# Description of the task
Could you repeat the records below exactly, leaving out any pictures?

# Supplied records
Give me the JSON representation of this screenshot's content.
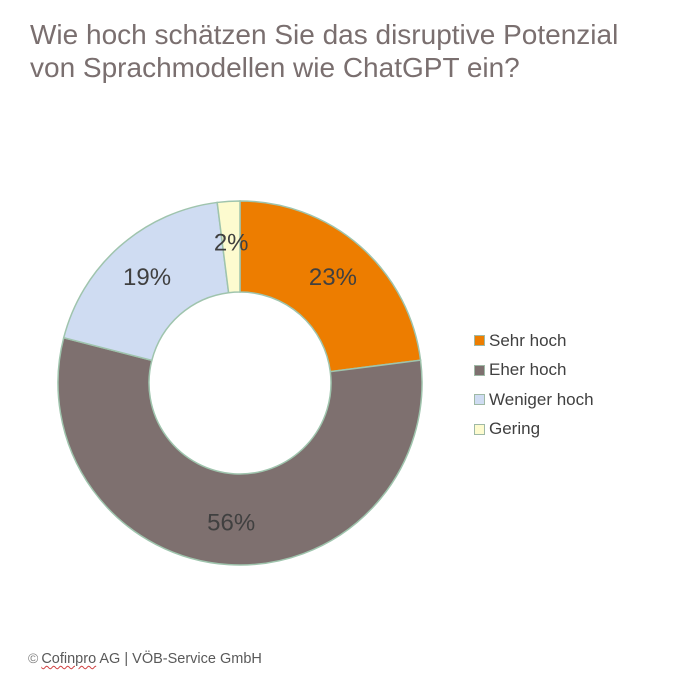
{
  "chart_data": {
    "type": "pie",
    "title": "Wie hoch schätzen Sie das disruptive Potenzial von Sprachmodellen wie ChatGPT ein?",
    "categories": [
      "Sehr hoch",
      "Eher hoch",
      "Weniger hoch",
      "Gering"
    ],
    "values": [
      23,
      56,
      19,
      2
    ],
    "value_labels": [
      "23%",
      "56%",
      "19%",
      "2%"
    ],
    "colors": [
      "#ed7d00",
      "#7e706f",
      "#cfdcf2",
      "#fdfbcf"
    ],
    "donut": true,
    "legend_placement": "right"
  },
  "source": {
    "copyright_symbol": "©",
    "company": "Cofinpro",
    "rest": " AG | VÖB-Service GmbH"
  }
}
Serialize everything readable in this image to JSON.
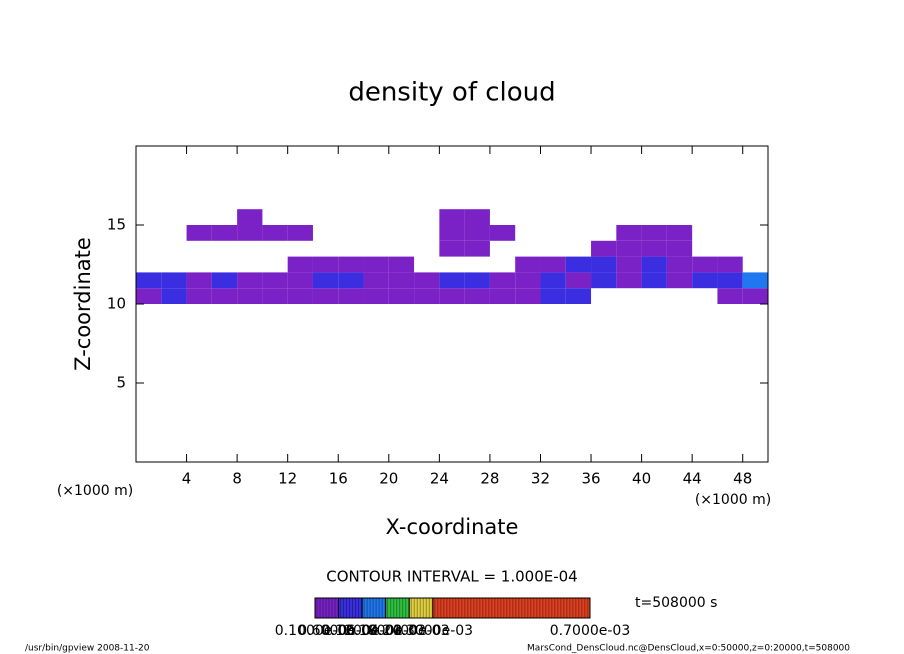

# Written solution
Give me the JSON representation of this screenshot's content.
{
  "chart_data": {
    "type": "pie",
    "title": "Wie hoch schätzen Sie das disruptive Potenzial von Sprachmodellen wie ChatGPT ein?",
    "categories": [
      "Sehr hoch",
      "Eher hoch",
      "Weniger hoch",
      "Gering"
    ],
    "values": [
      23,
      56,
      19,
      2
    ],
    "value_labels": [
      "23%",
      "56%",
      "19%",
      "2%"
    ],
    "colors": [
      "#ed7d00",
      "#7e706f",
      "#cfdcf2",
      "#fdfbcf"
    ],
    "donut": true,
    "legend_placement": "right"
  },
  "source": {
    "copyright_symbol": "©",
    "company": "Cofinpro",
    "rest": " AG | VÖB-Service GmbH"
  }
}
Serialize everything readable in this image to JSON.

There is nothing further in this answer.